Items listed in a dataset:

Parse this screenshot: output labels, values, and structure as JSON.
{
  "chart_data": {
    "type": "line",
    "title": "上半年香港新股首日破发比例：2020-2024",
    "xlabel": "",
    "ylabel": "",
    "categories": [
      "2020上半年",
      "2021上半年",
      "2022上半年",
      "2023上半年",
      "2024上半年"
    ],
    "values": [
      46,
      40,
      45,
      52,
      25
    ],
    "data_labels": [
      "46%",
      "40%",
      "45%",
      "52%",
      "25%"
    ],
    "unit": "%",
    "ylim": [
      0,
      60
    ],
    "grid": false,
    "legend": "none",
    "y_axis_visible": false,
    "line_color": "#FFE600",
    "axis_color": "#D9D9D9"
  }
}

▶ _REQUIREMENTS_: Extract all of the data above without altering anything.

▶ _EXERCISE RESPONSE_:
Parse this screenshot: output labels, values, and structure as JSON.
{
  "chart_data": {
    "type": "line",
    "title": "上半年香港新股首日破发比例：2020-2024",
    "xlabel": "",
    "ylabel": "",
    "categories": [
      "2020上半年",
      "2021上半年",
      "2022上半年",
      "2023上半年",
      "2024上半年"
    ],
    "values": [
      46,
      40,
      45,
      52,
      25
    ],
    "data_labels": [
      "46%",
      "40%",
      "45%",
      "52%",
      "25%"
    ],
    "unit": "%",
    "ylim": [
      0,
      60
    ],
    "grid": false,
    "legend": "none",
    "y_axis_visible": false,
    "line_color": "#FFE600",
    "axis_color": "#D9D9D9"
  }
}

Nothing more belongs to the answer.